--- Begin ---
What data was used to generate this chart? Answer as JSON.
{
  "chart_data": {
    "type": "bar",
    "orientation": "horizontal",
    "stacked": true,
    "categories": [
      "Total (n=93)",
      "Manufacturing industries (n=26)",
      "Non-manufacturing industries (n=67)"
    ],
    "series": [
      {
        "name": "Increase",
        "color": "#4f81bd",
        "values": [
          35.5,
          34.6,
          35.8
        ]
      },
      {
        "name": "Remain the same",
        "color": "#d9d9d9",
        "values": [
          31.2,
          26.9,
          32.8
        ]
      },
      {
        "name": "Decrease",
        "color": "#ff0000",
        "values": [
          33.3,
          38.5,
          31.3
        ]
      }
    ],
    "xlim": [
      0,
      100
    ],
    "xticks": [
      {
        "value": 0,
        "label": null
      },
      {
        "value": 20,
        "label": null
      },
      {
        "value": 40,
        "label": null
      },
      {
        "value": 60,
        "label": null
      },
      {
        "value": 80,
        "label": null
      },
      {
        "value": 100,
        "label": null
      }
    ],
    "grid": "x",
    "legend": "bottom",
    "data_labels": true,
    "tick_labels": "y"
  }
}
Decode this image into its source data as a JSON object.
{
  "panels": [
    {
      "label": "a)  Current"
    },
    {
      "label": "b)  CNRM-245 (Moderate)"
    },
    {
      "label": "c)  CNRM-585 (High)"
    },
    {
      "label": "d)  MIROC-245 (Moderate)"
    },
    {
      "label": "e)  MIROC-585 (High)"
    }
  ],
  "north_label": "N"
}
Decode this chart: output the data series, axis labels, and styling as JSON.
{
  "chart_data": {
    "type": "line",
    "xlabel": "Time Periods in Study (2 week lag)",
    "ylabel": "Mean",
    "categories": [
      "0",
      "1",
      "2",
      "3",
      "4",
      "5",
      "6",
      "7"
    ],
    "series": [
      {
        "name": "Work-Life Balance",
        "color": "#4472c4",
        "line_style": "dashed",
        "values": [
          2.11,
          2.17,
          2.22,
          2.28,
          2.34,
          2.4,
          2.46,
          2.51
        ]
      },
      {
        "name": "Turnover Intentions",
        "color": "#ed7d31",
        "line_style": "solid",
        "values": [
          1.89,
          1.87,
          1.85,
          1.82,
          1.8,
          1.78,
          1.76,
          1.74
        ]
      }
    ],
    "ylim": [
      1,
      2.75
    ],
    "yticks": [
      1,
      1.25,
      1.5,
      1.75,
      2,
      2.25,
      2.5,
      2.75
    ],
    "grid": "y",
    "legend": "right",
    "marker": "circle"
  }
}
--- End ---
- [Written problem]:
The records above should be restated word for word, please.

- [Solution to this problem]:
What data was used to generate this chart? Answer as JSON.
{
  "chart_data": {
    "type": "bar",
    "orientation": "horizontal",
    "stacked": true,
    "categories": [
      "Total (n=93)",
      "Manufacturing industries (n=26)",
      "Non-manufacturing industries (n=67)"
    ],
    "series": [
      {
        "name": "Increase",
        "color": "#4f81bd",
        "values": [
          35.5,
          34.6,
          35.8
        ]
      },
      {
        "name": "Remain the same",
        "color": "#d9d9d9",
        "values": [
          31.2,
          26.9,
          32.8
        ]
      },
      {
        "name": "Decrease",
        "color": "#ff0000",
        "values": [
          33.3,
          38.5,
          31.3
        ]
      }
    ],
    "xlim": [
      0,
      100
    ],
    "xticks": [
      {
        "value": 0,
        "label": null
      },
      {
        "value": 20,
        "label": null
      },
      {
        "value": 40,
        "label": null
      },
      {
        "value": 60,
        "label": null
      },
      {
        "value": 80,
        "label": null
      },
      {
        "value": 100,
        "label": null
      }
    ],
    "grid": "x",
    "legend": "bottom",
    "data_labels": true,
    "tick_labels": "y"
  }
}
Decode this image into its source data as a JSON object.
{
  "panels": [
    {
      "label": "a)  Current"
    },
    {
      "label": "b)  CNRM-245 (Moderate)"
    },
    {
      "label": "c)  CNRM-585 (High)"
    },
    {
      "label": "d)  MIROC-245 (Moderate)"
    },
    {
      "label": "e)  MIROC-585 (High)"
    }
  ],
  "north_label": "N"
}
Decode this chart: output the data series, axis labels, and styling as JSON.
{
  "chart_data": {
    "type": "line",
    "xlabel": "Time Periods in Study (2 week lag)",
    "ylabel": "Mean",
    "categories": [
      "0",
      "1",
      "2",
      "3",
      "4",
      "5",
      "6",
      "7"
    ],
    "series": [
      {
        "name": "Work-Life Balance",
        "color": "#4472c4",
        "line_style": "dashed",
        "values": [
          2.11,
          2.17,
          2.22,
          2.28,
          2.34,
          2.4,
          2.46,
          2.51
        ]
      },
      {
        "name": "Turnover Intentions",
        "color": "#ed7d31",
        "line_style": "solid",
        "values": [
          1.89,
          1.87,
          1.85,
          1.82,
          1.8,
          1.78,
          1.76,
          1.74
        ]
      }
    ],
    "ylim": [
      1,
      2.75
    ],
    "yticks": [
      1,
      1.25,
      1.5,
      1.75,
      2,
      2.25,
      2.5,
      2.75
    ],
    "grid": "y",
    "legend": "right",
    "marker": "circle"
  }
}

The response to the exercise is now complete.